**Records for the exercise:**
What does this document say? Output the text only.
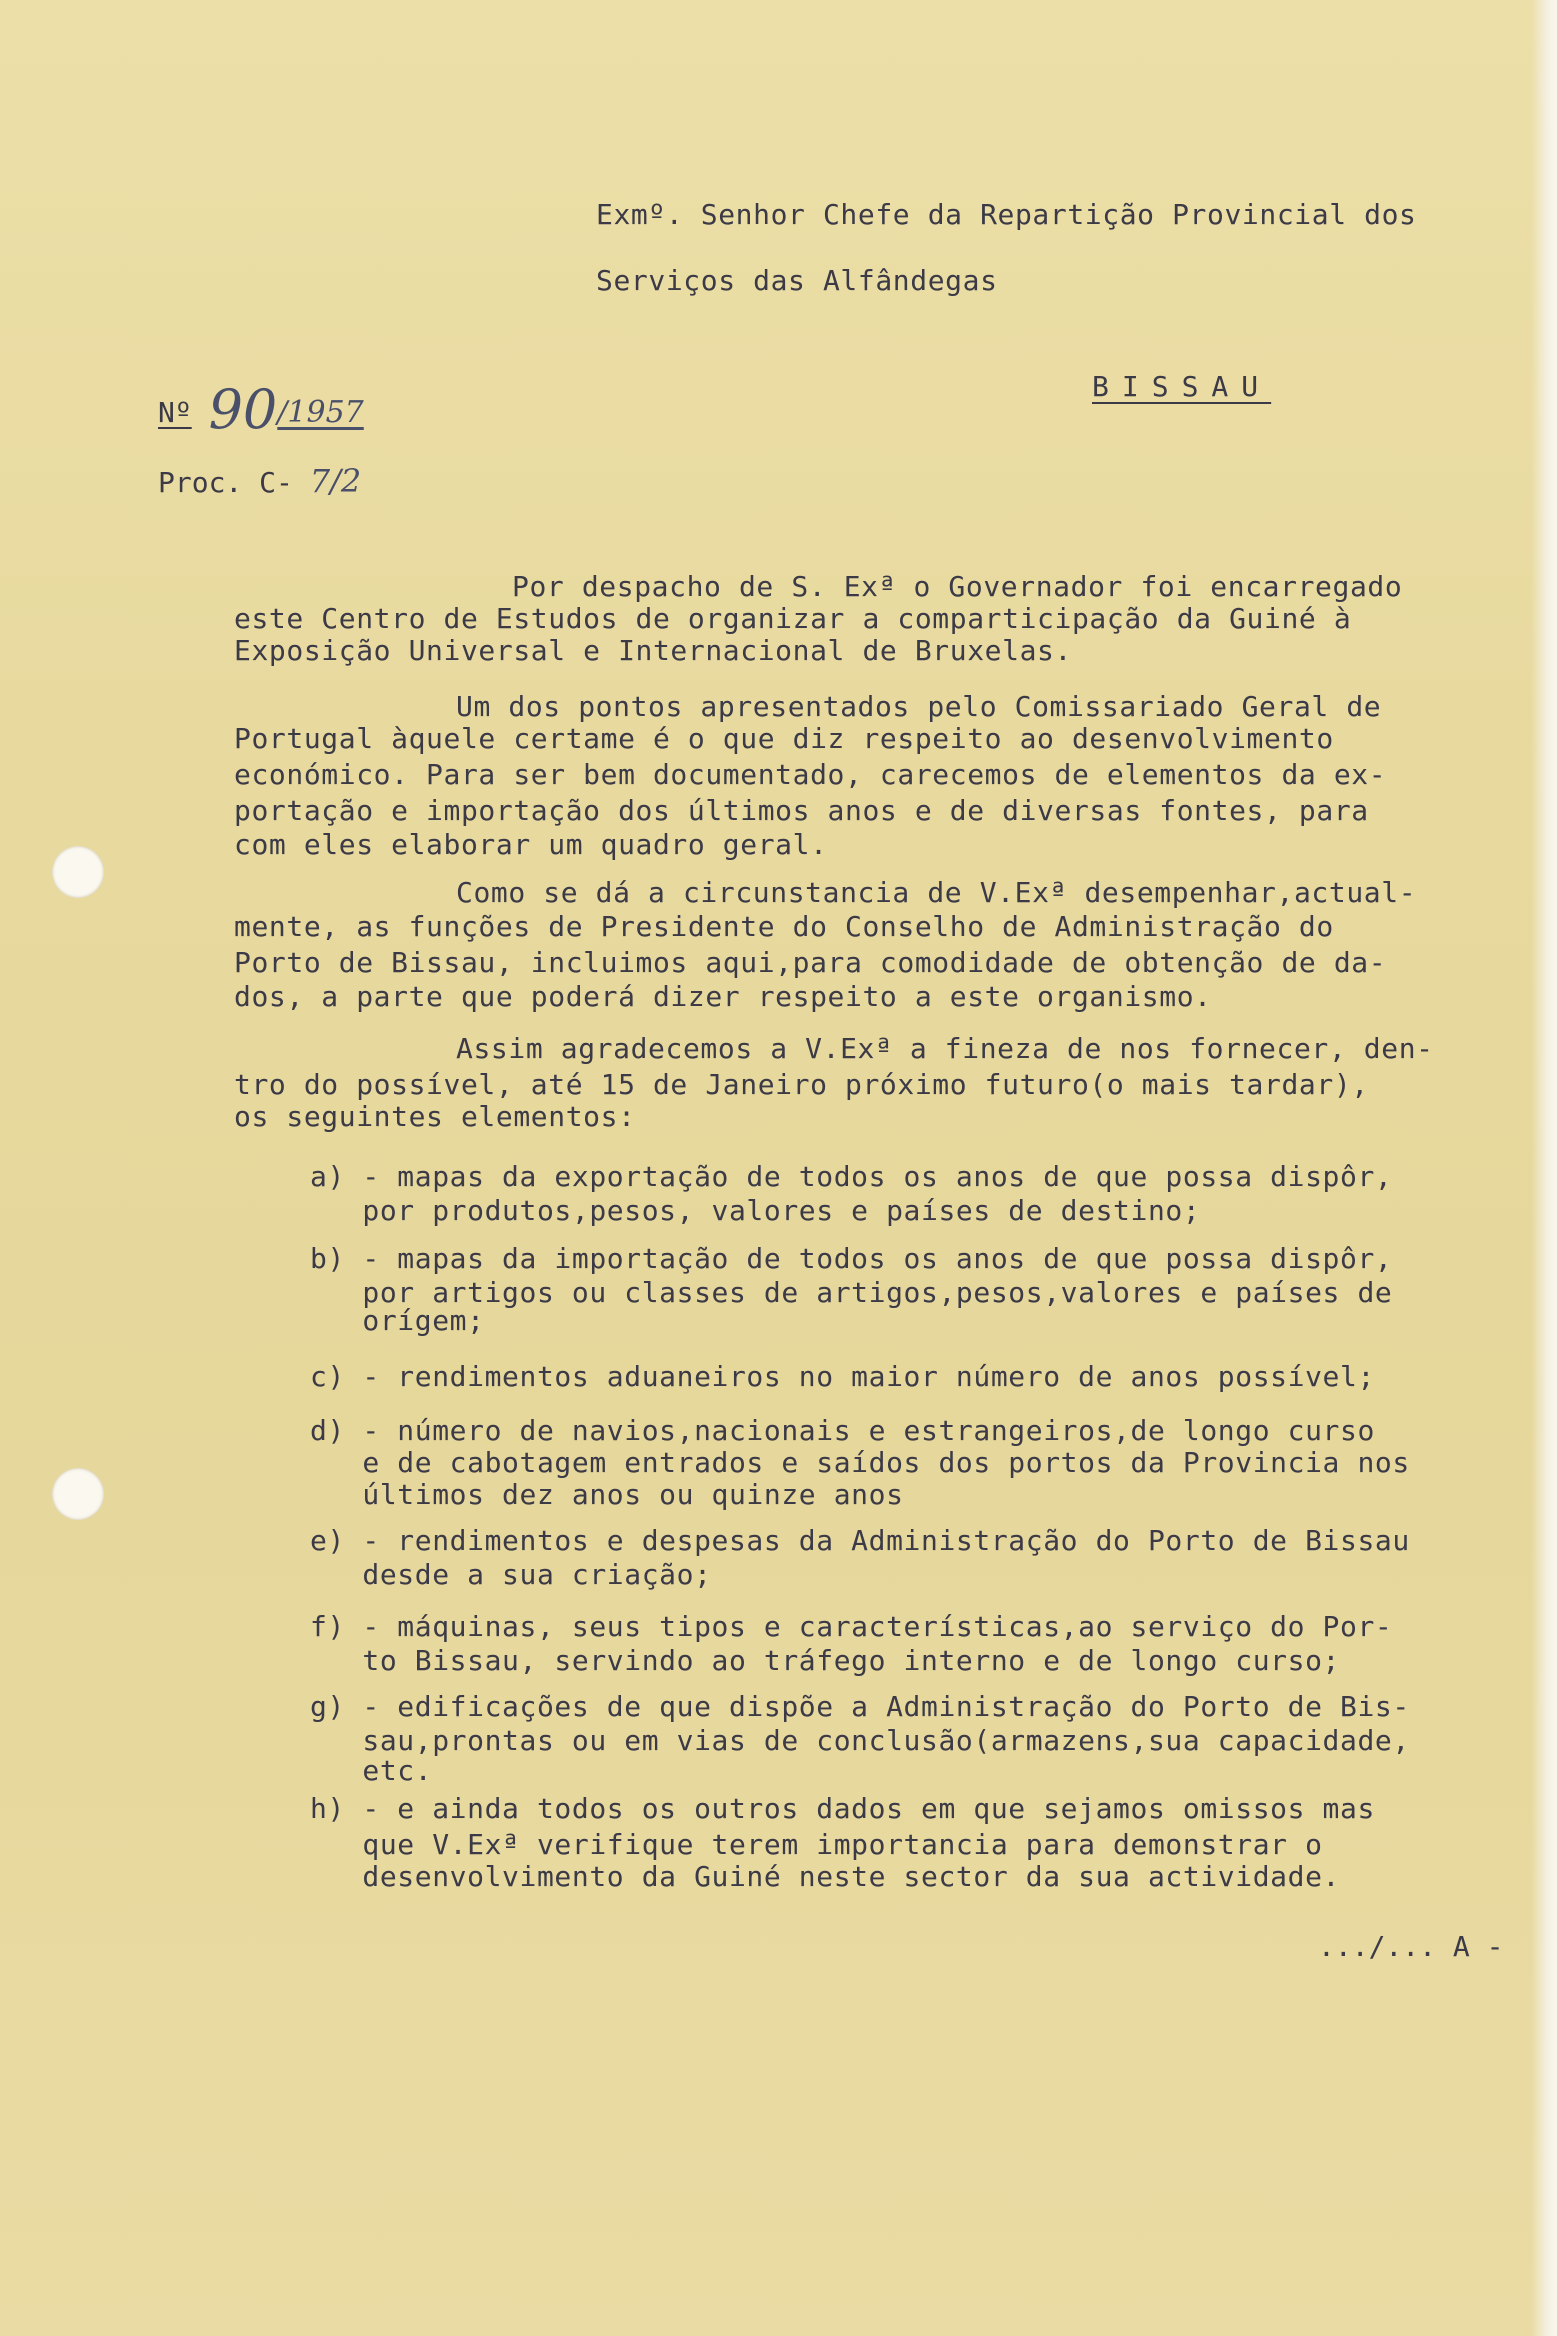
Exmº. Senhor Chefe da Repartição Provincial dos
Serviços das Alfândegas
BISSAU
Nº 90/1957
Proc. C- 7/2
Por despacho de S. Exª o Governador foi encarregado
este Centro de Estudos de organizar a comparticipação da Guiné à
Exposição Universal e Internacional de Bruxelas.
Um dos pontos apresentados pelo Comissariado Geral de
Portugal àquele certame é o que diz respeito ao desenvolvimento
económico. Para ser bem documentado, carecemos de elementos da ex-
portação e importação dos últimos anos e de diversas fontes, para
com eles elaborar um quadro geral.
Como se dá a circunstancia de V.Exª desempenhar,actual-
mente, as funções de Presidente do Conselho de Administração do
Porto de Bissau, incluimos aqui,para comodidade de obtenção de da-
dos, a parte que poderá dizer respeito a este organismo.
Assim agradecemos a V.Exª a fineza de nos fornecer, den-
tro do possível, até 15 de Janeiro próximo futuro(o mais tardar),
os seguintes elementos:
a) - mapas da exportação de todos os anos de que possa dispôr,
por produtos,pesos, valores e países de destino;
b) - mapas da importação de todos os anos de que possa dispôr,
por artigos ou classes de artigos,pesos,valores e países de
orígem;
c) - rendimentos aduaneiros no maior número de anos possível;
d) - número de navios,nacionais e estrangeiros,de longo curso
e de cabotagem entrados e saídos dos portos da Provincia nos
últimos dez anos ou quinze anos
e) - rendimentos e despesas da Administração do Porto de Bissau
desde a sua criação;
f) - máquinas, seus tipos e características,ao serviço do Por-
to Bissau, servindo ao tráfego interno e de longo curso;
g) - edificações de que dispõe a Administração do Porto de Bis-
sau,prontas ou em vias de conclusão(armazens,sua capacidade,
etc.
h) - e ainda todos os outros dados em que sejamos omissos mas
que V.Exª verifique terem importancia para demonstrar o
desenvolvimento da Guiné neste sector da sua actividade.
.../... A -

**Given request:**
Reproduce the listing word for word and omit its pictures.

**Full response:**
What does this document say? Output the text only.
Exmº. Senhor Chefe da Repartição Provincial dos
Serviços das Alfândegas
BISSAU
Nº 90/1957
Proc. C- 7/2
Por despacho de S. Exª o Governador foi encarregado
este Centro de Estudos de organizar a comparticipação da Guiné à
Exposição Universal e Internacional de Bruxelas.
Um dos pontos apresentados pelo Comissariado Geral de
Portugal àquele certame é o que diz respeito ao desenvolvimento
económico. Para ser bem documentado, carecemos de elementos da ex-
portação e importação dos últimos anos e de diversas fontes, para
com eles elaborar um quadro geral.
Como se dá a circunstancia de V.Exª desempenhar,actual-
mente, as funções de Presidente do Conselho de Administração do
Porto de Bissau, incluimos aqui,para comodidade de obtenção de da-
dos, a parte que poderá dizer respeito a este organismo.
Assim agradecemos a V.Exª a fineza de nos fornecer, den-
tro do possível, até 15 de Janeiro próximo futuro(o mais tardar),
os seguintes elementos:
a) - mapas da exportação de todos os anos de que possa dispôr,
por produtos,pesos, valores e países de destino;
b) - mapas da importação de todos os anos de que possa dispôr,
por artigos ou classes de artigos,pesos,valores e países de
orígem;
c) - rendimentos aduaneiros no maior número de anos possível;
d) - número de navios,nacionais e estrangeiros,de longo curso
e de cabotagem entrados e saídos dos portos da Provincia nos
últimos dez anos ou quinze anos
e) - rendimentos e despesas da Administração do Porto de Bissau
desde a sua criação;
f) - máquinas, seus tipos e características,ao serviço do Por-
to Bissau, servindo ao tráfego interno e de longo curso;
g) - edificações de que dispõe a Administração do Porto de Bis-
sau,prontas ou em vias de conclusão(armazens,sua capacidade,
etc.
h) - e ainda todos os outros dados em que sejamos omissos mas
que V.Exª verifique terem importancia para demonstrar o
desenvolvimento da Guiné neste sector da sua actividade.
.../... A -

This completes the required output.